▶ [EXERCISE] Please pull out every line that includes the string "color".

▶ [Records contained in a dataset]
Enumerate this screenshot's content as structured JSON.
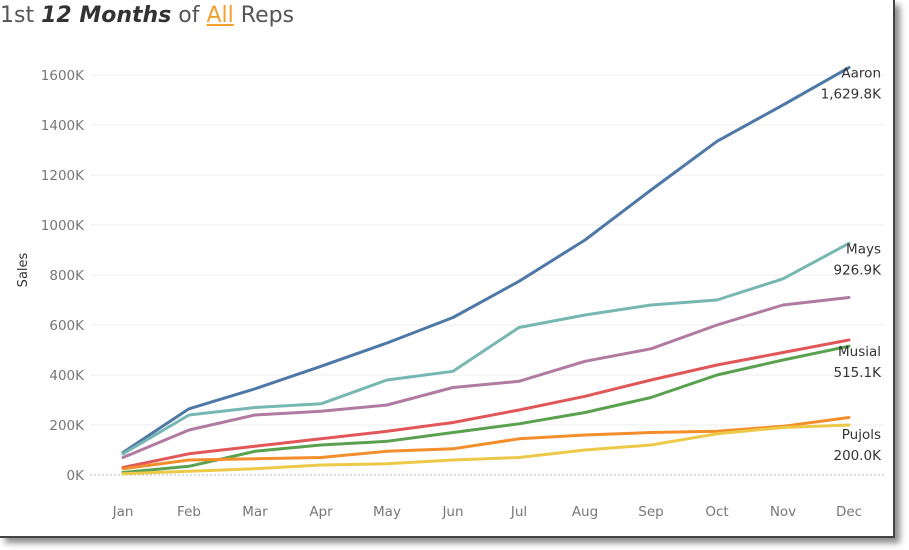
{
  "title": {
    "prefix": "1st ",
    "emphasis": "12 Months",
    "middle": " of ",
    "link": "All",
    "suffix": " Reps"
  },
  "chart_data": {
    "type": "line",
    "xlabel": "",
    "ylabel": "Sales",
    "ylim": [
      0,
      1700000
    ],
    "yticks": [
      0,
      200000,
      400000,
      600000,
      800000,
      1000000,
      1200000,
      1400000,
      1600000
    ],
    "ytick_labels": [
      "0K",
      "200K",
      "400K",
      "600K",
      "800K",
      "1000K",
      "1200K",
      "1400K",
      "1600K"
    ],
    "categories": [
      "Jan",
      "Feb",
      "Mar",
      "Apr",
      "May",
      "Jun",
      "Jul",
      "Aug",
      "Sep",
      "Oct",
      "Nov",
      "Dec"
    ],
    "grid": "horizontal",
    "series": [
      {
        "name": "Aaron",
        "color": "#4e79a7",
        "end_label": "1,629.8K",
        "values": [
          90000,
          265000,
          345000,
          435000,
          528000,
          630000,
          775000,
          940000,
          1140000,
          1335000,
          1480000,
          1629800
        ]
      },
      {
        "name": "Mays",
        "color": "#76b7b2",
        "end_label": "926.9K",
        "values": [
          85000,
          240000,
          270000,
          285000,
          380000,
          415000,
          590000,
          640000,
          680000,
          700000,
          785000,
          926900
        ]
      },
      {
        "name": "",
        "color": "#b07aa1",
        "end_label": "",
        "values": [
          70000,
          180000,
          240000,
          255000,
          280000,
          350000,
          375000,
          455000,
          505000,
          600000,
          680000,
          710000
        ]
      },
      {
        "name": "",
        "color": "#e15759",
        "end_label": "",
        "values": [
          30000,
          85000,
          115000,
          145000,
          175000,
          210000,
          260000,
          315000,
          380000,
          440000,
          490000,
          540000
        ]
      },
      {
        "name": "Musial",
        "color": "#59a14f",
        "end_label": "515.1K",
        "values": [
          10000,
          35000,
          95000,
          120000,
          135000,
          170000,
          205000,
          250000,
          310000,
          400000,
          460000,
          515100
        ]
      },
      {
        "name": "",
        "color": "#f28e2b",
        "end_label": "",
        "values": [
          25000,
          60000,
          65000,
          70000,
          95000,
          105000,
          145000,
          160000,
          170000,
          175000,
          195000,
          230000
        ]
      },
      {
        "name": "Pujols",
        "color": "#edc948",
        "end_label": "200.0K",
        "values": [
          5000,
          15000,
          25000,
          40000,
          45000,
          60000,
          70000,
          100000,
          120000,
          165000,
          190000,
          200000
        ]
      }
    ]
  }
}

▶ [ANSWER TO THE EXERCISE]
        "color": "#4e79a7",
        "color": "#76b7b2",
        "color": "#b07aa1",
        "color": "#e15759",
        "color": "#59a14f",
        "color": "#f28e2b",
        "color": "#edc948",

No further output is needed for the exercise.